**DATA FOR THIS TASK:**
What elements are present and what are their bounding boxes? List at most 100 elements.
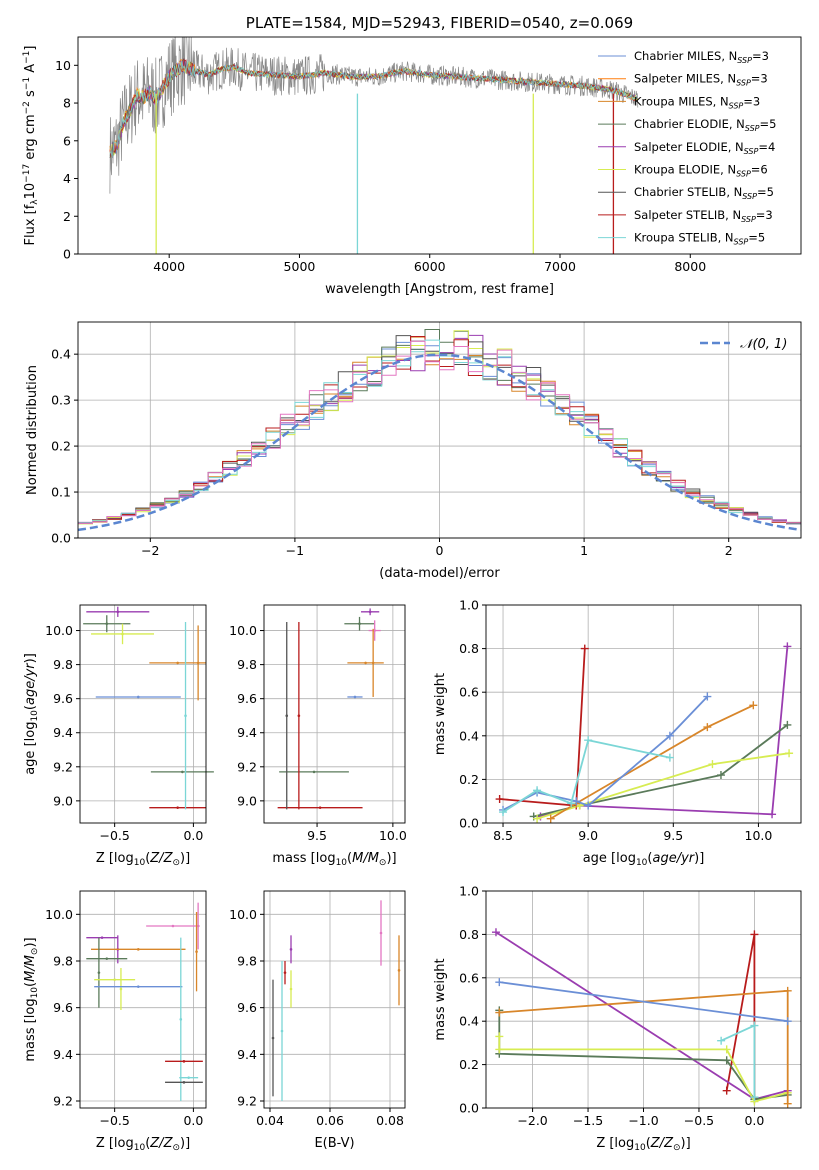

---

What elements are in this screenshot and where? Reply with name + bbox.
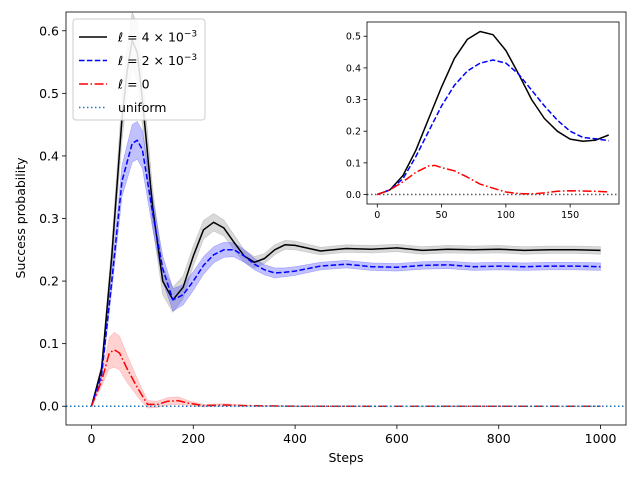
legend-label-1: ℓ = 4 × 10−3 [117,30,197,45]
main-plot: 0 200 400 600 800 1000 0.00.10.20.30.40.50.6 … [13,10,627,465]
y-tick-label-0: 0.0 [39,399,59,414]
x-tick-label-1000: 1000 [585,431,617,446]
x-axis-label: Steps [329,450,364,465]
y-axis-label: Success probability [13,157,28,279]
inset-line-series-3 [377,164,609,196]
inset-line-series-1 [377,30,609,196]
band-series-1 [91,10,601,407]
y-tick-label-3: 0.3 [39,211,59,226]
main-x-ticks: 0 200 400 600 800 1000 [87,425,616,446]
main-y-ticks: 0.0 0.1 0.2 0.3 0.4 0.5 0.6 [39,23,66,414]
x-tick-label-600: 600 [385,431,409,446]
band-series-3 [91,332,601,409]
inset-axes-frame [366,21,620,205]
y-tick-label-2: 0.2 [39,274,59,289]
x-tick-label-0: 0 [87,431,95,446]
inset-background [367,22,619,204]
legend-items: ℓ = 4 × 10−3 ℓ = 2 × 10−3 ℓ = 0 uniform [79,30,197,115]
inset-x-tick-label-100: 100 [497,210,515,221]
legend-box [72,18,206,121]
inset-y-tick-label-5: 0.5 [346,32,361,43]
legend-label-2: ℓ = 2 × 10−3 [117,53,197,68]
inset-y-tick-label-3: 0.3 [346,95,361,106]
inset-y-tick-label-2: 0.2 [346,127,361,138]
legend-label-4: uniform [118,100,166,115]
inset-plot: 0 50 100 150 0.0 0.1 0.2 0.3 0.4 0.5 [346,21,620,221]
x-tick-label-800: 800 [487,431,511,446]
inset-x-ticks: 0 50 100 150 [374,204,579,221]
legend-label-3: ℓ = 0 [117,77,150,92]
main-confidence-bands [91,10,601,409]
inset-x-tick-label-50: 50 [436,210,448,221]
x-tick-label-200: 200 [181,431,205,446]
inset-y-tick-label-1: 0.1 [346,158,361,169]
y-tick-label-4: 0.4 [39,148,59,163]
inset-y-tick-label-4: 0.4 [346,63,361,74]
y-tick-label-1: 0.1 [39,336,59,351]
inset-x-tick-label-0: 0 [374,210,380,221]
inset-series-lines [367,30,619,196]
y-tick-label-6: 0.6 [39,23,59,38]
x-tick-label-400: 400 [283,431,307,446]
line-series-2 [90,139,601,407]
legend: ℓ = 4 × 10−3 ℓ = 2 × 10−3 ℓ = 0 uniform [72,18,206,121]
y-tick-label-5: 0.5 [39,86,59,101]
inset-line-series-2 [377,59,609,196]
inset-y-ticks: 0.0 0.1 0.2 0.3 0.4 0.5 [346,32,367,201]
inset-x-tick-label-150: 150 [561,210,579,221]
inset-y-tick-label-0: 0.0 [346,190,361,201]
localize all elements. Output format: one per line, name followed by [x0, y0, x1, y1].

**REQUIREMENTS:** Copy out the rows above, from the line with "What elements are in" to the line with "inset-y-tick-label-3: 0.3 [346,95,361,106]", both included, and leave out the pictures.

**COMPLETE RESPONSE:**
What elements are in this screenshot and where? Reply with name + bbox.
legend-label-1: ℓ = 4 × 10−3 [117,30,197,45]
main-plot: 0 200 400 600 800 1000 0.00.10.20.30.40.50.6 … [13,10,627,465]
y-tick-label-0: 0.0 [39,399,59,414]
x-tick-label-1000: 1000 [585,431,617,446]
x-axis-label: Steps [329,450,364,465]
y-axis-label: Success probability [13,157,28,279]
inset-line-series-3 [377,164,609,196]
inset-line-series-1 [377,30,609,196]
band-series-1 [91,10,601,407]
y-tick-label-3: 0.3 [39,211,59,226]
main-x-ticks: 0 200 400 600 800 1000 [87,425,616,446]
main-y-ticks: 0.0 0.1 0.2 0.3 0.4 0.5 0.6 [39,23,66,414]
x-tick-label-600: 600 [385,431,409,446]
band-series-3 [91,332,601,409]
inset-axes-frame [366,21,620,205]
y-tick-label-2: 0.2 [39,274,59,289]
x-tick-label-0: 0 [87,431,95,446]
inset-background [367,22,619,204]
legend-items: ℓ = 4 × 10−3 ℓ = 2 × 10−3 ℓ = 0 uniform [79,30,197,115]
inset-x-tick-label-100: 100 [497,210,515,221]
legend-box [72,18,206,121]
inset-y-tick-label-5: 0.5 [346,32,361,43]
legend-label-2: ℓ = 2 × 10−3 [117,53,197,68]
inset-y-tick-label-3: 0.3 [346,95,361,106]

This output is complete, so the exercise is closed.